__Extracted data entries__
"""

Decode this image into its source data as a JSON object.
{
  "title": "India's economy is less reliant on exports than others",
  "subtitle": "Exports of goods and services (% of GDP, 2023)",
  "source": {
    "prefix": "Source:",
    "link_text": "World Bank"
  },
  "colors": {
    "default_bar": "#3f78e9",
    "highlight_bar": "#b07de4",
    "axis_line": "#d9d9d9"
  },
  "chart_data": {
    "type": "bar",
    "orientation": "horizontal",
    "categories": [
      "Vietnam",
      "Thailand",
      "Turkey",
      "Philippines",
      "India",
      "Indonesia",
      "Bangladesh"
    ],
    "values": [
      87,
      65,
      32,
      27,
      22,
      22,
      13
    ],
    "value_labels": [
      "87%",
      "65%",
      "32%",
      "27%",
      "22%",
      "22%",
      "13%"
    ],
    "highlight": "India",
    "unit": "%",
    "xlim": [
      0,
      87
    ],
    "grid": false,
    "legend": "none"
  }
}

"""

__WHAT YOU ARE ASKED TO DO__
Reproduce the records above exactly.

__WRITTEN SOLUTION__
Decode this image into its source data as a JSON object.
{
  "title": "India's economy is less reliant on exports than others",
  "subtitle": "Exports of goods and services (% of GDP, 2023)",
  "source": {
    "prefix": "Source:",
    "link_text": "World Bank"
  },
  "colors": {
    "default_bar": "#3f78e9",
    "highlight_bar": "#b07de4",
    "axis_line": "#d9d9d9"
  },
  "chart_data": {
    "type": "bar",
    "orientation": "horizontal",
    "categories": [
      "Vietnam",
      "Thailand",
      "Turkey",
      "Philippines",
      "India",
      "Indonesia",
      "Bangladesh"
    ],
    "values": [
      87,
      65,
      32,
      27,
      22,
      22,
      13
    ],
    "value_labels": [
      "87%",
      "65%",
      "32%",
      "27%",
      "22%",
      "22%",
      "13%"
    ],
    "highlight": "India",
    "unit": "%",
    "xlim": [
      0,
      87
    ],
    "grid": false,
    "legend": "none"
  }
}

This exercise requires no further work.